Check every line of the entries for "this", and copy the lines that hold it.

Stored data
╔══

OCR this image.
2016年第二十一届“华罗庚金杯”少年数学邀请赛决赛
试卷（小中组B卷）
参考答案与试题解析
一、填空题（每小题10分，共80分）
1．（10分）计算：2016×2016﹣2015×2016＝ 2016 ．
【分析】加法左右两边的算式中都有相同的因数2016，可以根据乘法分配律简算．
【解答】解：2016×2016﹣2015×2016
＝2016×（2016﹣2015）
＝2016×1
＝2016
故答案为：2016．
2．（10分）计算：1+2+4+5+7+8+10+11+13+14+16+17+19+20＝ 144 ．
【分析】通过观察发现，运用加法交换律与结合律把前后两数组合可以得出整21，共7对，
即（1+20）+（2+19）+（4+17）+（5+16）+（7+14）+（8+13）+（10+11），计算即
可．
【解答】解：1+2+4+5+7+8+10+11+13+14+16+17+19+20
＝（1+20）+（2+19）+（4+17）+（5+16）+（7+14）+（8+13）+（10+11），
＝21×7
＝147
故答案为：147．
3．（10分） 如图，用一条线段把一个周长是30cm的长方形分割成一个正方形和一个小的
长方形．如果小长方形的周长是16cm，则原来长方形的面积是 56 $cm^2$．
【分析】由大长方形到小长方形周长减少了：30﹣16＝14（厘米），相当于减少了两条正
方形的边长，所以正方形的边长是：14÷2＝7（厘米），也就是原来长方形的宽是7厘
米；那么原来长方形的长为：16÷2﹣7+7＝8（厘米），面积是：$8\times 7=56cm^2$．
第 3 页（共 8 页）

╚══
╔══

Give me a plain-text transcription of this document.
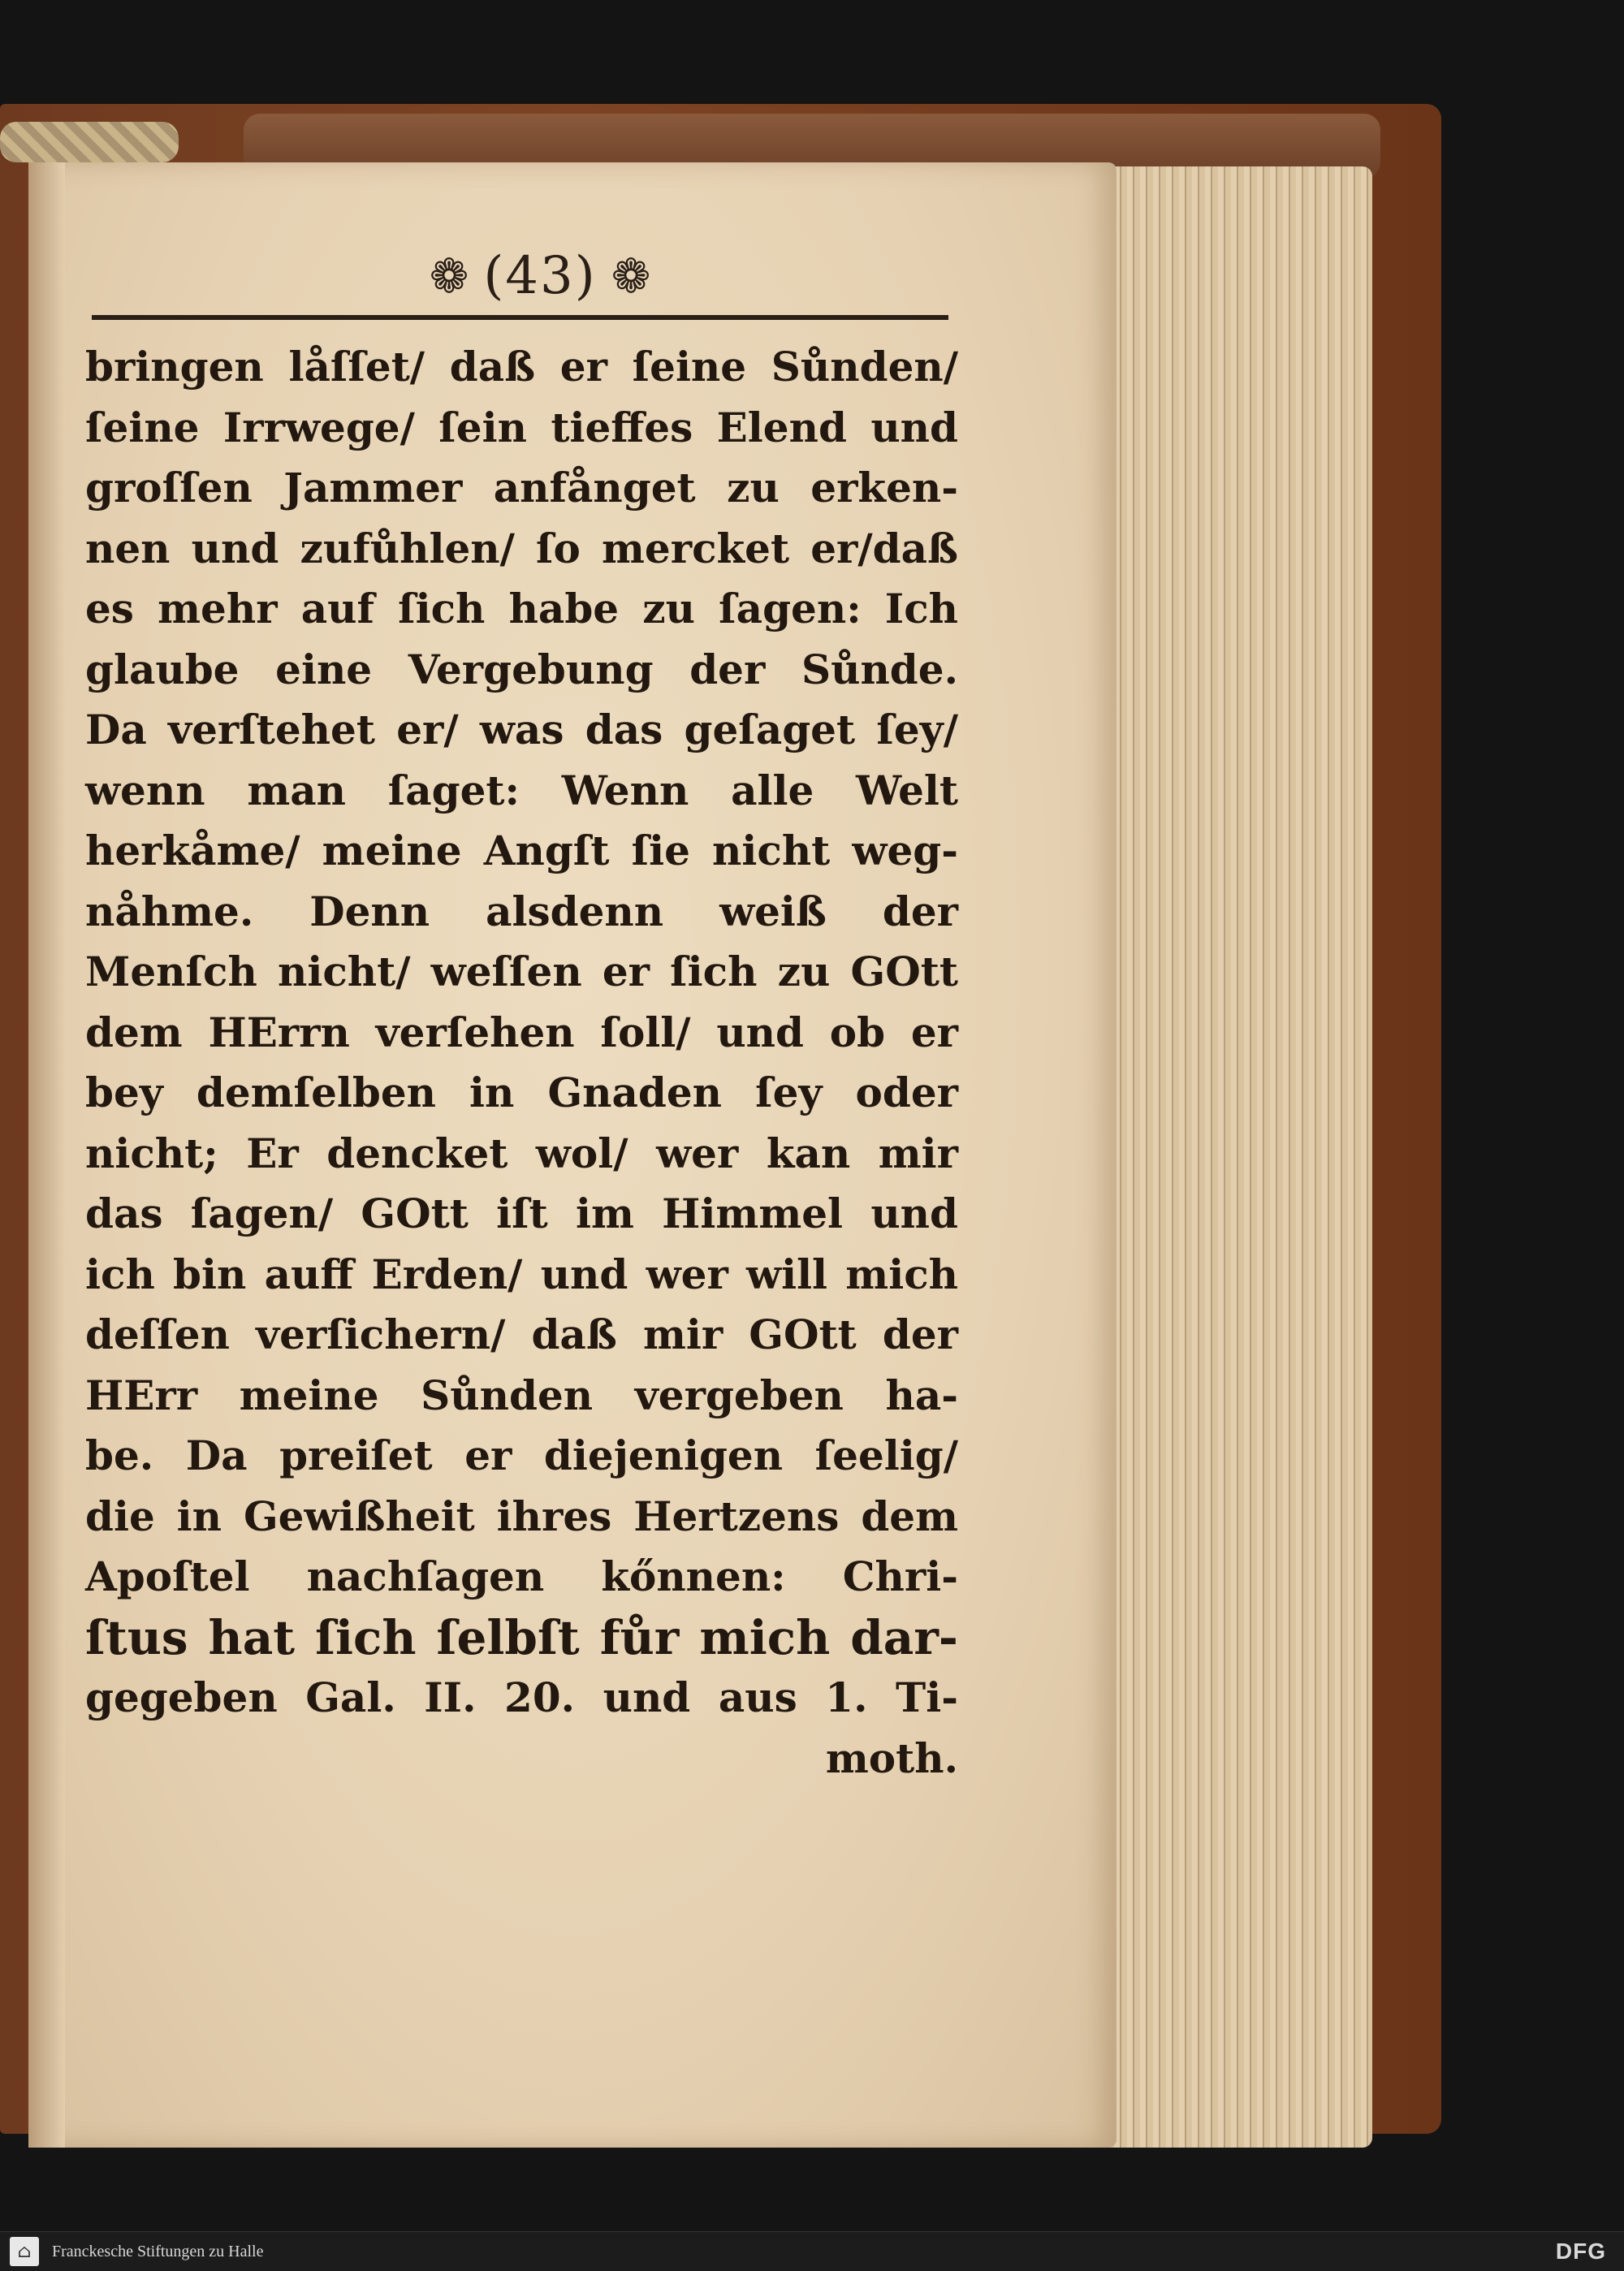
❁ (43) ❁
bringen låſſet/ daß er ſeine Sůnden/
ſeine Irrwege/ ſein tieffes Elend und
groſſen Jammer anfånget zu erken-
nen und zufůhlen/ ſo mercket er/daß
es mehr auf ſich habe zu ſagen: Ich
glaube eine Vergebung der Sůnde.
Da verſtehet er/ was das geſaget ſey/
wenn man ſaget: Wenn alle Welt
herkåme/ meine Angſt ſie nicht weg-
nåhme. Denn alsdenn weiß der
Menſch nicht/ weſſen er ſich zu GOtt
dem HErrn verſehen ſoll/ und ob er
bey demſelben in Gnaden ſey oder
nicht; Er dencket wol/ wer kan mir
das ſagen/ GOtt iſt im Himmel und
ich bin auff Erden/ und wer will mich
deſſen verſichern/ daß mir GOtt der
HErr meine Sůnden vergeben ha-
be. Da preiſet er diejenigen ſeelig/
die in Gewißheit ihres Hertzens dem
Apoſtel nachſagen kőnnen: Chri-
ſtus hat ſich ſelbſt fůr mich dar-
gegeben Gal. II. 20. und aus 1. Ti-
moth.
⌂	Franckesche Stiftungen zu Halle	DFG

╚══
╔══

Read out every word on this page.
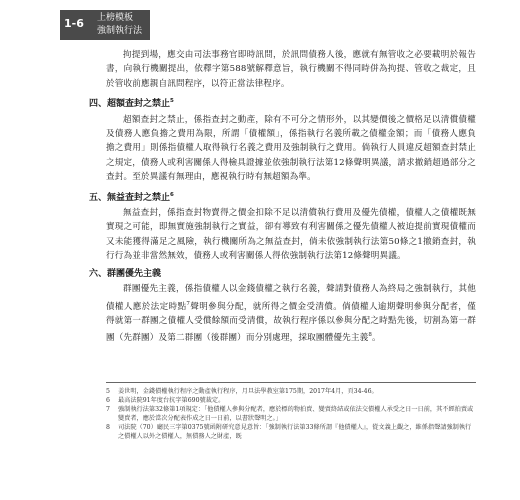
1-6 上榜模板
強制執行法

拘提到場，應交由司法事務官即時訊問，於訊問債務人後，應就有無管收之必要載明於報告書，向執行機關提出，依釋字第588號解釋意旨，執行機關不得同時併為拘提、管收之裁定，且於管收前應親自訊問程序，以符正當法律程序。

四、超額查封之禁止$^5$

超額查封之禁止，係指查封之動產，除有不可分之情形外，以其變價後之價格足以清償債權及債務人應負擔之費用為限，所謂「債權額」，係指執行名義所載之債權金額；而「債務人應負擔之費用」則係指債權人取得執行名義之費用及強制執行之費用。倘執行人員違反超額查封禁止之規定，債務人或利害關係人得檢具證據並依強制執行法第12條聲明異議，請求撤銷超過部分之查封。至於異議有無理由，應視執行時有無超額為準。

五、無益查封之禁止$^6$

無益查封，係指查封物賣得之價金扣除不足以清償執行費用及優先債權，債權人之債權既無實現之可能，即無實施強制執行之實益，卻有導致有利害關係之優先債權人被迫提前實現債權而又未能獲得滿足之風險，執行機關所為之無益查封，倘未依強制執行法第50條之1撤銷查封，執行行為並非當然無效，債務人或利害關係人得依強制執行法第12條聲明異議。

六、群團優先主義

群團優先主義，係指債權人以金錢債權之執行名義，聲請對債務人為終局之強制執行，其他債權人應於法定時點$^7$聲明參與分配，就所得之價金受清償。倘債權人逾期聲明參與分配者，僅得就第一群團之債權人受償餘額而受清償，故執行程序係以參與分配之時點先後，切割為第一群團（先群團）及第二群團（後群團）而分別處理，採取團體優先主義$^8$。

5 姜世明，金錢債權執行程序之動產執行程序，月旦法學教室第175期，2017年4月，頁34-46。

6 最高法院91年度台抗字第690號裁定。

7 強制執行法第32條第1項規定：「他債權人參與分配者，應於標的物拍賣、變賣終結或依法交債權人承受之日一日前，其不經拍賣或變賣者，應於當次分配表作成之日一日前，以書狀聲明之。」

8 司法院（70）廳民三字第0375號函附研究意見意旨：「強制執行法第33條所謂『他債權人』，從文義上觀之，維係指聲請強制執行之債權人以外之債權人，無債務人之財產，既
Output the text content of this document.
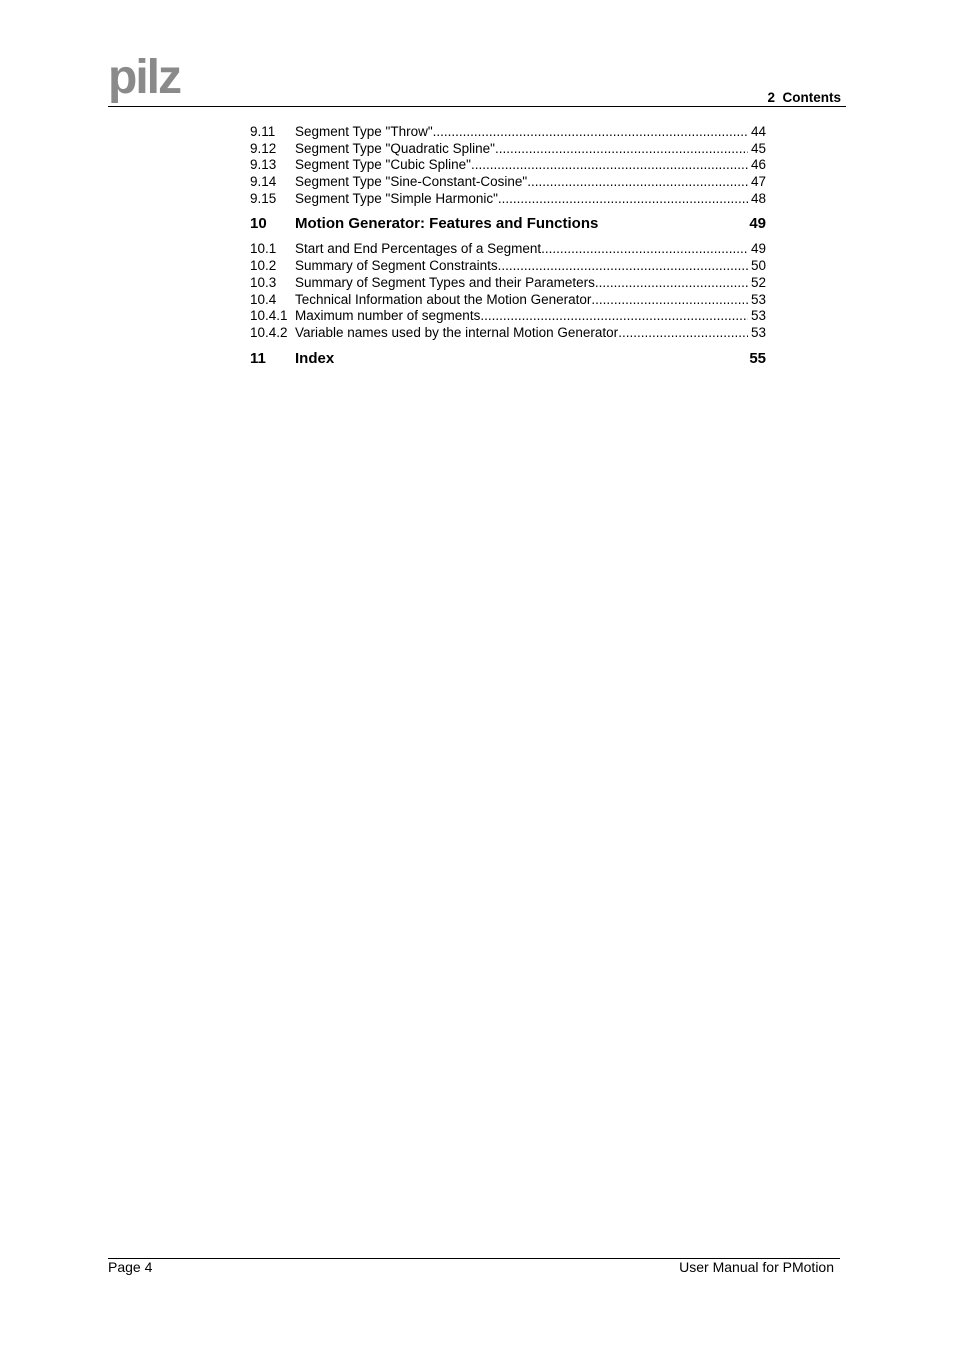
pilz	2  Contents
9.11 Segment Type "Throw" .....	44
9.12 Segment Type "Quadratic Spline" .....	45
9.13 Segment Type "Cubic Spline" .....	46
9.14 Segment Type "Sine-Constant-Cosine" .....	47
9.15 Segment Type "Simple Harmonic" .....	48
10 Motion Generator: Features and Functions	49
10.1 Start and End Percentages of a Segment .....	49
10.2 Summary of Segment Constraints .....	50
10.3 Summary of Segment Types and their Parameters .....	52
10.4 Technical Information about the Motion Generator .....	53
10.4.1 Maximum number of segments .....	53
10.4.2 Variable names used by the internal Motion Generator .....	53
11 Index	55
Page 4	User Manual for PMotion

╚══

▸ RESPONSE
OCR this image.
Give me a plain-text transcription of this document.
Read out every word on this page.
Output the text content of this document.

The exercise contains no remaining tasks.